- _SET EXERCISE_
It is required that all of the data be written out exactly.

Stored items from a collection:
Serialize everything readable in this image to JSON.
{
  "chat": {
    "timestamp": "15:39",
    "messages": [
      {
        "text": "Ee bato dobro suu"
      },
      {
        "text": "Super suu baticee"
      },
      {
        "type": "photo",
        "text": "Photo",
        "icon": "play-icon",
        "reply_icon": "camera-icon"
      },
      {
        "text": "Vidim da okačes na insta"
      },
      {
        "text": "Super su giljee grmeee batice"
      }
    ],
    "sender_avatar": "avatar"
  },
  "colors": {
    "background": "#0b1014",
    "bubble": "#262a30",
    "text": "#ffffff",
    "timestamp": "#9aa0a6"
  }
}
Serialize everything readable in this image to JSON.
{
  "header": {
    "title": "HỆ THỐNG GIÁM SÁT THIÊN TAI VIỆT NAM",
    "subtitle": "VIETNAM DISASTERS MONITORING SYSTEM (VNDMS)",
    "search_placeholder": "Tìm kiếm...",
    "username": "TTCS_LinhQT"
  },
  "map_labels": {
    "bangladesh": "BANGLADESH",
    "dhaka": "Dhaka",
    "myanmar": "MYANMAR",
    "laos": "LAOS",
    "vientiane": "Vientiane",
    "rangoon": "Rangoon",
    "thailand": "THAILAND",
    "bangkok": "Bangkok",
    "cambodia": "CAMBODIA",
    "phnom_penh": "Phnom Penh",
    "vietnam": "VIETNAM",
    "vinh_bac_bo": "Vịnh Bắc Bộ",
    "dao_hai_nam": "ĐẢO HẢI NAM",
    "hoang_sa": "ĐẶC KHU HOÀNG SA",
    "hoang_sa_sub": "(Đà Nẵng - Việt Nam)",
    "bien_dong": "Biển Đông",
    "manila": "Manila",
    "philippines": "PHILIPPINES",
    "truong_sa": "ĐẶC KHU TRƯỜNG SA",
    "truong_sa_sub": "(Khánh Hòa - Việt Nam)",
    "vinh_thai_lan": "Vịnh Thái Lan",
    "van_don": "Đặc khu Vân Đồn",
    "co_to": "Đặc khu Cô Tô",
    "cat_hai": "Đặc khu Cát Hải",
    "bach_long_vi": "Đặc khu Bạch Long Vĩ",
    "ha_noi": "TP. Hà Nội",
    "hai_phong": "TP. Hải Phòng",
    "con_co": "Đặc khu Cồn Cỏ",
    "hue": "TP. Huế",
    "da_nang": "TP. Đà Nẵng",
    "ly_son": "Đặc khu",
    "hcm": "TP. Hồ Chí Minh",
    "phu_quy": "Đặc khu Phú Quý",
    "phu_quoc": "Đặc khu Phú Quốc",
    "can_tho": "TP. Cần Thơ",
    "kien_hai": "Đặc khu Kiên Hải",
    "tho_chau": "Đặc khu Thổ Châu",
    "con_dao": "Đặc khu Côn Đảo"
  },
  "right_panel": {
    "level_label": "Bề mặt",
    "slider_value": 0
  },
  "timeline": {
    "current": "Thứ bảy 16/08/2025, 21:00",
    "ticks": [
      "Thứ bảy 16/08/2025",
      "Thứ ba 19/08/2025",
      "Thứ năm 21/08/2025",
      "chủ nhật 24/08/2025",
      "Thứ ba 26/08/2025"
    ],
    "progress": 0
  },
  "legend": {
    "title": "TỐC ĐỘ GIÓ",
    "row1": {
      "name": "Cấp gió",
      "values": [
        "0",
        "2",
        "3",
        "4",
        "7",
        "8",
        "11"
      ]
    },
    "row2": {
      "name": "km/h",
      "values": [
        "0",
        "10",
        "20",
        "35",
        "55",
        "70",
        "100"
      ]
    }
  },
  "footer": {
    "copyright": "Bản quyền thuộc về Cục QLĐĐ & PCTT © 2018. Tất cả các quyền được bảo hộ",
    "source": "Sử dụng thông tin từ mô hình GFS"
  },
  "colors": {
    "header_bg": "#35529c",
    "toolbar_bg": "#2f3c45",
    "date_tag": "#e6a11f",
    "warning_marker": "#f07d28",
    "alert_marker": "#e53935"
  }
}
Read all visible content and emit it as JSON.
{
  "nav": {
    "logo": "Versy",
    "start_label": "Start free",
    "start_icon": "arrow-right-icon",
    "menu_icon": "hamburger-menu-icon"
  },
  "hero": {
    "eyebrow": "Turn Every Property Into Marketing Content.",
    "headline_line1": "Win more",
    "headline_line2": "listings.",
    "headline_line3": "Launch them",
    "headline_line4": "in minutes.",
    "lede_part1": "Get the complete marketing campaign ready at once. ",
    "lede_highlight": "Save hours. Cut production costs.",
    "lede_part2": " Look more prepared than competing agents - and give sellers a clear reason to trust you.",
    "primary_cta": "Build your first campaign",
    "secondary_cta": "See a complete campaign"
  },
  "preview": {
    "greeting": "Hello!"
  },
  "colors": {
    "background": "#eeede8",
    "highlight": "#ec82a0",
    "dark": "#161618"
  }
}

- _RESPONSE_
Serialize everything readable in this image to JSON.
{
  "chat": {
    "timestamp": "15:39",
    "messages": [
      {
        "text": "Ee bato dobro suu"
      },
      {
        "text": "Super suu baticee"
      },
      {
        "type": "photo",
        "text": "Photo",
        "icon": "play-icon",
        "reply_icon": "camera-icon"
      },
      {
        "text": "Vidim da okačes na insta"
      },
      {
        "text": "Super su giljee grmeee batice"
      }
    ],
    "sender_avatar": "avatar"
  },
  "colors": {
    "background": "#0b1014",
    "bubble": "#262a30",
    "text": "#ffffff",
    "timestamp": "#9aa0a6"
  }
}
Serialize everything readable in this image to JSON.
{
  "header": {
    "title": "HỆ THỐNG GIÁM SÁT THIÊN TAI VIỆT NAM",
    "subtitle": "VIETNAM DISASTERS MONITORING SYSTEM (VNDMS)",
    "search_placeholder": "Tìm kiếm...",
    "username": "TTCS_LinhQT"
  },
  "map_labels": {
    "bangladesh": "BANGLADESH",
    "dhaka": "Dhaka",
    "myanmar": "MYANMAR",
    "laos": "LAOS",
    "vientiane": "Vientiane",
    "rangoon": "Rangoon",
    "thailand": "THAILAND",
    "bangkok": "Bangkok",
    "cambodia": "CAMBODIA",
    "phnom_penh": "Phnom Penh",
    "vietnam": "VIETNAM",
    "vinh_bac_bo": "Vịnh Bắc Bộ",
    "dao_hai_nam": "ĐẢO HẢI NAM",
    "hoang_sa": "ĐẶC KHU HOÀNG SA",
    "hoang_sa_sub": "(Đà Nẵng - Việt Nam)",
    "bien_dong": "Biển Đông",
    "manila": "Manila",
    "philippines": "PHILIPPINES",
    "truong_sa": "ĐẶC KHU TRƯỜNG SA",
    "truong_sa_sub": "(Khánh Hòa - Việt Nam)",
    "vinh_thai_lan": "Vịnh Thái Lan",
    "van_don": "Đặc khu Vân Đồn",
    "co_to": "Đặc khu Cô Tô",
    "cat_hai": "Đặc khu Cát Hải",
    "bach_long_vi": "Đặc khu Bạch Long Vĩ",
    "ha_noi": "TP. Hà Nội",
    "hai_phong": "TP. Hải Phòng",
    "con_co": "Đặc khu Cồn Cỏ",
    "hue": "TP. Huế",
    "da_nang": "TP. Đà Nẵng",
    "ly_son": "Đặc khu",
    "hcm": "TP. Hồ Chí Minh",
    "phu_quy": "Đặc khu Phú Quý",
    "phu_quoc": "Đặc khu Phú Quốc",
    "can_tho": "TP. Cần Thơ",
    "kien_hai": "Đặc khu Kiên Hải",
    "tho_chau": "Đặc khu Thổ Châu",
    "con_dao": "Đặc khu Côn Đảo"
  },
  "right_panel": {
    "level_label": "Bề mặt",
    "slider_value": 0
  },
  "timeline": {
    "current": "Thứ bảy 16/08/2025, 21:00",
    "ticks": [
      "Thứ bảy 16/08/2025",
      "Thứ ba 19/08/2025",
      "Thứ năm 21/08/2025",
      "chủ nhật 24/08/2025",
      "Thứ ba 26/08/2025"
    ],
    "progress": 0
  },
  "legend": {
    "title": "TỐC ĐỘ GIÓ",
    "row1": {
      "name": "Cấp gió",
      "values": [
        "0",
        "2",
        "3",
        "4",
        "7",
        "8",
        "11"
      ]
    },
    "row2": {
      "name": "km/h",
      "values": [
        "0",
        "10",
        "20",
        "35",
        "55",
        "70",
        "100"
      ]
    }
  },
  "footer": {
    "copyright": "Bản quyền thuộc về Cục QLĐĐ & PCTT © 2018. Tất cả các quyền được bảo hộ",
    "source": "Sử dụng thông tin từ mô hình GFS"
  },
  "colors": {
    "header_bg": "#35529c",
    "toolbar_bg": "#2f3c45",
    "date_tag": "#e6a11f",
    "warning_marker": "#f07d28",
    "alert_marker": "#e53935"
  }
}
Read all visible content and emit it as JSON.
{
  "nav": {
    "logo": "Versy",
    "start_label": "Start free",
    "start_icon": "arrow-right-icon",
    "menu_icon": "hamburger-menu-icon"
  },
  "hero": {
    "eyebrow": "Turn Every Property Into Marketing Content.",
    "headline_line1": "Win more",
    "headline_line2": "listings.",
    "headline_line3": "Launch them",
    "headline_line4": "in minutes.",
    "lede_part1": "Get the complete marketing campaign ready at once. ",
    "lede_highlight": "Save hours. Cut production costs.",
    "lede_part2": " Look more prepared than competing agents - and give sellers a clear reason to trust you.",
    "primary_cta": "Build your first campaign",
    "secondary_cta": "See a complete campaign"
  },
  "preview": {
    "greeting": "Hello!"
  },
  "colors": {
    "background": "#eeede8",
    "highlight": "#ec82a0",
    "dark": "#161618"
  }
}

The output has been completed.